| Document text |
- - -
Page 1 of 2
To: Parents and Guardians
Topic: Student Release Form edTPA Teacher Certification Assessment
From: __________, Teacher Preparation Program Candidate
Albany State University, Institution
__________, Cooperating Teacher
__________, Building Principal
__________, School
Date: __________
I am a candidate in an initial teacher preparation program that is implementing the edTPA (Teacher
Performance Assessment)*, a national performance assessment for prospective teachers. Successful
completion of this assessment is required for teacher certification in the state of Georgia, effective
August 2015.
This project includes submission of short video recordings of my teaching in your student’s class.
Although the video recordings involve both me and various students, the primary focus is upon my
instruction, not on the students in the class. In the course of taping, your student may appear on the
video recordings. The videotaped lesson will be used for me to reflect on my teaching practice as part of
the edTPA and will be loaded in a secure-password protected electronic course management system.
- - -
| Dataset entries |

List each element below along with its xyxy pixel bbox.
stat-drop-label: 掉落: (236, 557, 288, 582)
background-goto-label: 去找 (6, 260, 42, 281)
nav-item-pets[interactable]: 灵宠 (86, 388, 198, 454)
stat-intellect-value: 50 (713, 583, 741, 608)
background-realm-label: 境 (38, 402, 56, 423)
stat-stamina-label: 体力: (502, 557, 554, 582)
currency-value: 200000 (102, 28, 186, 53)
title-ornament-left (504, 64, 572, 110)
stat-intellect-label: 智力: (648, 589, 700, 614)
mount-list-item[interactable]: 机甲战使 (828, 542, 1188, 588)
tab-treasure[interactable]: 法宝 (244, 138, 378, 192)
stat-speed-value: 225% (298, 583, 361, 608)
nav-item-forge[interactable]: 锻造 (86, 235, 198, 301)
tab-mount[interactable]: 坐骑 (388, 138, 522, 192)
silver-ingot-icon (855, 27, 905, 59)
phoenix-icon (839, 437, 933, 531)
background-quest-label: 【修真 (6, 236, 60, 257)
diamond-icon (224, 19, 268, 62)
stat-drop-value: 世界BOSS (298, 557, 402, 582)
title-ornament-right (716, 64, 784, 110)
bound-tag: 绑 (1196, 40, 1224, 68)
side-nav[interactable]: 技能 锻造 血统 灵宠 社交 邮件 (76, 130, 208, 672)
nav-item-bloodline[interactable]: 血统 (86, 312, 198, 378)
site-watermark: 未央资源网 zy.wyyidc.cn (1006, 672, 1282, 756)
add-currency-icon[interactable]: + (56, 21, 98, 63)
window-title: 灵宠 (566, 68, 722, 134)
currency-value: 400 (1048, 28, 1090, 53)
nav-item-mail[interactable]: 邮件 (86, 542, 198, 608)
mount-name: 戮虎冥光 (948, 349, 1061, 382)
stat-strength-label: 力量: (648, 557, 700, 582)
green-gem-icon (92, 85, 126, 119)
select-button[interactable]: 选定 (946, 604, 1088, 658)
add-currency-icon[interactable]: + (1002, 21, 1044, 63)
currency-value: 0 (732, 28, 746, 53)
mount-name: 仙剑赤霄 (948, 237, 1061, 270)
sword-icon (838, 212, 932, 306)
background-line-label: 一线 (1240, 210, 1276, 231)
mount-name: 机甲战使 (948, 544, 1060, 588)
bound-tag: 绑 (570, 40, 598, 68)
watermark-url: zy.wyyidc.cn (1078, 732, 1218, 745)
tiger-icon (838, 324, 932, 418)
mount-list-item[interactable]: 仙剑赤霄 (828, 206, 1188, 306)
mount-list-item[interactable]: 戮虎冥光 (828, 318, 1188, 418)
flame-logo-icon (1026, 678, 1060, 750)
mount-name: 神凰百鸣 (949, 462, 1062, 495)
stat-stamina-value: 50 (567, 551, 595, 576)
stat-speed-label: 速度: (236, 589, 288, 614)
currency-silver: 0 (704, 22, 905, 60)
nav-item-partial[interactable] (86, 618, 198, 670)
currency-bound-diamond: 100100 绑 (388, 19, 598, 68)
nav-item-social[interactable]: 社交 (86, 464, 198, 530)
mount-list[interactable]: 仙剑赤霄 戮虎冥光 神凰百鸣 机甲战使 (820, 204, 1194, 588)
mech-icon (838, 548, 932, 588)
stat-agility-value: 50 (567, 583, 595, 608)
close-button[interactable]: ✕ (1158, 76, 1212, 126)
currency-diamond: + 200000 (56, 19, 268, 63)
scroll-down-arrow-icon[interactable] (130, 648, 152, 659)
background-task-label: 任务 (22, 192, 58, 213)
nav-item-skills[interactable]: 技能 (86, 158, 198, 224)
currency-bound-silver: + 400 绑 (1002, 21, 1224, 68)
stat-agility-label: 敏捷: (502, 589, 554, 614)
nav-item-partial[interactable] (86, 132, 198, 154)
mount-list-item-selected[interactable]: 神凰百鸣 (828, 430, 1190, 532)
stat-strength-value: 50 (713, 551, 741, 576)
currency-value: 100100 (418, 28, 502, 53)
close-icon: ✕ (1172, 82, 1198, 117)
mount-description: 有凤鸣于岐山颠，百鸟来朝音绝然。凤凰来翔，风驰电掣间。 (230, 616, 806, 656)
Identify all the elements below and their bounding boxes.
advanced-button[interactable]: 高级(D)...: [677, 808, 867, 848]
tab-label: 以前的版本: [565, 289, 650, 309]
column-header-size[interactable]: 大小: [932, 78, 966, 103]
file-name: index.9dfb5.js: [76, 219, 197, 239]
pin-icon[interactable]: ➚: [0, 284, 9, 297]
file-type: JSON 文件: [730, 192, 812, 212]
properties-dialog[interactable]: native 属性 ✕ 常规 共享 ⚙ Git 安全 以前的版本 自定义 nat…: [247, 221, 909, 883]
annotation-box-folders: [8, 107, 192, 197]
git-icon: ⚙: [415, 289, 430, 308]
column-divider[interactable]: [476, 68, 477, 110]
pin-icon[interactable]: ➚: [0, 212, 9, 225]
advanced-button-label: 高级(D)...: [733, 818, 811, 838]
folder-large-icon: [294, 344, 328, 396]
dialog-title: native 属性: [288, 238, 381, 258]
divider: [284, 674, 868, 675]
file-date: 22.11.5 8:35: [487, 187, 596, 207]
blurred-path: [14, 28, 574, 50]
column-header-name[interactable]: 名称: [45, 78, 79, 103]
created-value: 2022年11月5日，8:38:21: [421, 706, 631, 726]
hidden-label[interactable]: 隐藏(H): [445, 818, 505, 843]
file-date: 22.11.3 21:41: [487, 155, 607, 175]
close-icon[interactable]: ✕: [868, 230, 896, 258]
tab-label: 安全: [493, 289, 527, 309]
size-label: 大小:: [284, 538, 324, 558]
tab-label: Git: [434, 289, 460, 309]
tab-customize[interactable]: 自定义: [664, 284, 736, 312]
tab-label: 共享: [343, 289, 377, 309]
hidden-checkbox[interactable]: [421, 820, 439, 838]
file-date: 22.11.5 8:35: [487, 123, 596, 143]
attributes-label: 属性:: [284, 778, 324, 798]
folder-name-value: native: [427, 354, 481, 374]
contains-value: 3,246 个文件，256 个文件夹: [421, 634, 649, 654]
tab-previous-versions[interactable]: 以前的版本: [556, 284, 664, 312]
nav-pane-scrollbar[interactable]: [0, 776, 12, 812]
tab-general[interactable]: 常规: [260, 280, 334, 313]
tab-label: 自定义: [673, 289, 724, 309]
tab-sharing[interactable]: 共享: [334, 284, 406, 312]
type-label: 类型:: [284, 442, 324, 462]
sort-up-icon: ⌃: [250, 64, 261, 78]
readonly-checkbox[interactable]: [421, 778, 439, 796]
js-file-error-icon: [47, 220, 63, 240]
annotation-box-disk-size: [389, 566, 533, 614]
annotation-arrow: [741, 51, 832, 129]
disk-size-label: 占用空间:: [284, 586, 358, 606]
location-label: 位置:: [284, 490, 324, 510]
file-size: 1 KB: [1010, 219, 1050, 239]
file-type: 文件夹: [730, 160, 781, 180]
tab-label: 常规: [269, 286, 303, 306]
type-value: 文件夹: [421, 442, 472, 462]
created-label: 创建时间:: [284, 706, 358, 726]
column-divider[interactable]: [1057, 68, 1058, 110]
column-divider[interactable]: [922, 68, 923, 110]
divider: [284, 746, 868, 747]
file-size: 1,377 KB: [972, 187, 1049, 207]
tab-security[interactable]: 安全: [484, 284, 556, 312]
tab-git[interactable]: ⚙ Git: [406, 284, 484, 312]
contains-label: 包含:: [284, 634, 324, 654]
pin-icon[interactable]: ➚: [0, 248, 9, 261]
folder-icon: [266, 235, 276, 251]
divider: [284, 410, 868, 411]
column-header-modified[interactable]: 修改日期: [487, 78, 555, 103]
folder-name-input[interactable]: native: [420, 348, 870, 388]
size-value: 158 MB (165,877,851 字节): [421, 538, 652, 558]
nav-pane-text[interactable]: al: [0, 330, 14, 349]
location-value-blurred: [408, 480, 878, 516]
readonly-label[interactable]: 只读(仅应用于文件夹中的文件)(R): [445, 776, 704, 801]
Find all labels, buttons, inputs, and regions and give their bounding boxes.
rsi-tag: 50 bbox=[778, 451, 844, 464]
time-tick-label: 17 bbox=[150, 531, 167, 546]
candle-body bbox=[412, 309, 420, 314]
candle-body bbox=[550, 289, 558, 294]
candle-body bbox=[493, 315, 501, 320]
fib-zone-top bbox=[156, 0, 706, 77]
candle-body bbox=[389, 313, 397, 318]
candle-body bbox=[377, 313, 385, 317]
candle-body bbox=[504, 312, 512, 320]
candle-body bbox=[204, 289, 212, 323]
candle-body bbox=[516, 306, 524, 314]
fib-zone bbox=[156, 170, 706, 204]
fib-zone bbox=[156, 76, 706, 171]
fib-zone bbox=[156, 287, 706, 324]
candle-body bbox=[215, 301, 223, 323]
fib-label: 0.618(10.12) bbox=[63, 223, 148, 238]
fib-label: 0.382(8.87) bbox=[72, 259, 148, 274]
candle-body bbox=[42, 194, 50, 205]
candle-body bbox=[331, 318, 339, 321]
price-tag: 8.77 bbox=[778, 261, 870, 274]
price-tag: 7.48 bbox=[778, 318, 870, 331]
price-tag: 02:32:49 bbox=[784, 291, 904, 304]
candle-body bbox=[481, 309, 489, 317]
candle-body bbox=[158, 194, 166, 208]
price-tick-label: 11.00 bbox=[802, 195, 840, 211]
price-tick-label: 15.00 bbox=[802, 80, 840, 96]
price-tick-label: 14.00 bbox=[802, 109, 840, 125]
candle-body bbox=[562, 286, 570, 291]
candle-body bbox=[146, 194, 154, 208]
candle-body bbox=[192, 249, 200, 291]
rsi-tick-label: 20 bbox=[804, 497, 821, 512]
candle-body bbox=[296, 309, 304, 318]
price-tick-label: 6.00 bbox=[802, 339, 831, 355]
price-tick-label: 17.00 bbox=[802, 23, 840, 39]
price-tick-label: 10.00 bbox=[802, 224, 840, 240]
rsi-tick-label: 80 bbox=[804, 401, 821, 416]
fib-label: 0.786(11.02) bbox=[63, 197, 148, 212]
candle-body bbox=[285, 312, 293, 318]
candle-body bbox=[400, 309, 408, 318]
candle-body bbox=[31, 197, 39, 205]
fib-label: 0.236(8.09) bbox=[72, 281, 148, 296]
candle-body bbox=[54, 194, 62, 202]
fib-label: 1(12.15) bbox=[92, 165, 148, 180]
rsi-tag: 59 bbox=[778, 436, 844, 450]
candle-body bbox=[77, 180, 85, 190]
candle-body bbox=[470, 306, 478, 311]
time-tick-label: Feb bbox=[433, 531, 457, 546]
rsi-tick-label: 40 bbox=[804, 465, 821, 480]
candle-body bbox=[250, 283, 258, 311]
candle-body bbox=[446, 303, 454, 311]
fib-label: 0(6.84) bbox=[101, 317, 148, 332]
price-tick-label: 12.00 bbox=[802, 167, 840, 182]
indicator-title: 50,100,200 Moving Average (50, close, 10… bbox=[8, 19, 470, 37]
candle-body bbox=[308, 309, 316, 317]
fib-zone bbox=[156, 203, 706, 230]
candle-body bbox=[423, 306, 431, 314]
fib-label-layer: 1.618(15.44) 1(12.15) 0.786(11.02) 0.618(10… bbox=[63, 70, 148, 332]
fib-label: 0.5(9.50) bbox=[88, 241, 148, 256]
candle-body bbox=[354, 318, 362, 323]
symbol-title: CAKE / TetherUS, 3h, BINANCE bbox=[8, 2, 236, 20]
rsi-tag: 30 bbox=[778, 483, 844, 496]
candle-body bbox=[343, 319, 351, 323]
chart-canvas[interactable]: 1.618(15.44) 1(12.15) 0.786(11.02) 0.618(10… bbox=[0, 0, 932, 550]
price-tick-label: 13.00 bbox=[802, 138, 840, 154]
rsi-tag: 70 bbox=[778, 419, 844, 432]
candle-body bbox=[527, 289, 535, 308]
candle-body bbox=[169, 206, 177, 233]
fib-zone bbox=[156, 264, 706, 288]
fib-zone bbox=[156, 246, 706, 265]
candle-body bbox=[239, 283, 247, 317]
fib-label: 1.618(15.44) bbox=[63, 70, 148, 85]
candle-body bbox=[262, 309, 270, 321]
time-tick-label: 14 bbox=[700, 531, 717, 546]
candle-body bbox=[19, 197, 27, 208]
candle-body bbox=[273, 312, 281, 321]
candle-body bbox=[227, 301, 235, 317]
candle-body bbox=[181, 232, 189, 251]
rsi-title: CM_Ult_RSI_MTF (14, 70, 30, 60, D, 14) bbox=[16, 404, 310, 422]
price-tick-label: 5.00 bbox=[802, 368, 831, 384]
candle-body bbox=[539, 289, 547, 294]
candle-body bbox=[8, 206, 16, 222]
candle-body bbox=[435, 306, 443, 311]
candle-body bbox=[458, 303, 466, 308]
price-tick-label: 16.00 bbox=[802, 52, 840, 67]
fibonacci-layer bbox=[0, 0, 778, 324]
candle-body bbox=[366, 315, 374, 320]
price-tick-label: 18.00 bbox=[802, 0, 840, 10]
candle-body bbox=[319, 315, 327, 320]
- - -
| Exercise tasks |
1 – Reproduce the passage of the edTPA release form from "Although the video" to "course management system.".
2 – According to the edTPA release form, from what date is successful completion of the assessment required for teacher certification in Georgia?

| Solutions per task |
1 –
Although the video recordings involve both me and various students, the primary focus is upon my
instruction, not on the students in the class. In the course of taping, your student may appear on the
video recordings. The videotaped lesson will be used for me to reflect on my teaching practice as part of
the edTPA and will be loaded in a secure-password protected electronic course management system.

2 – August 2015.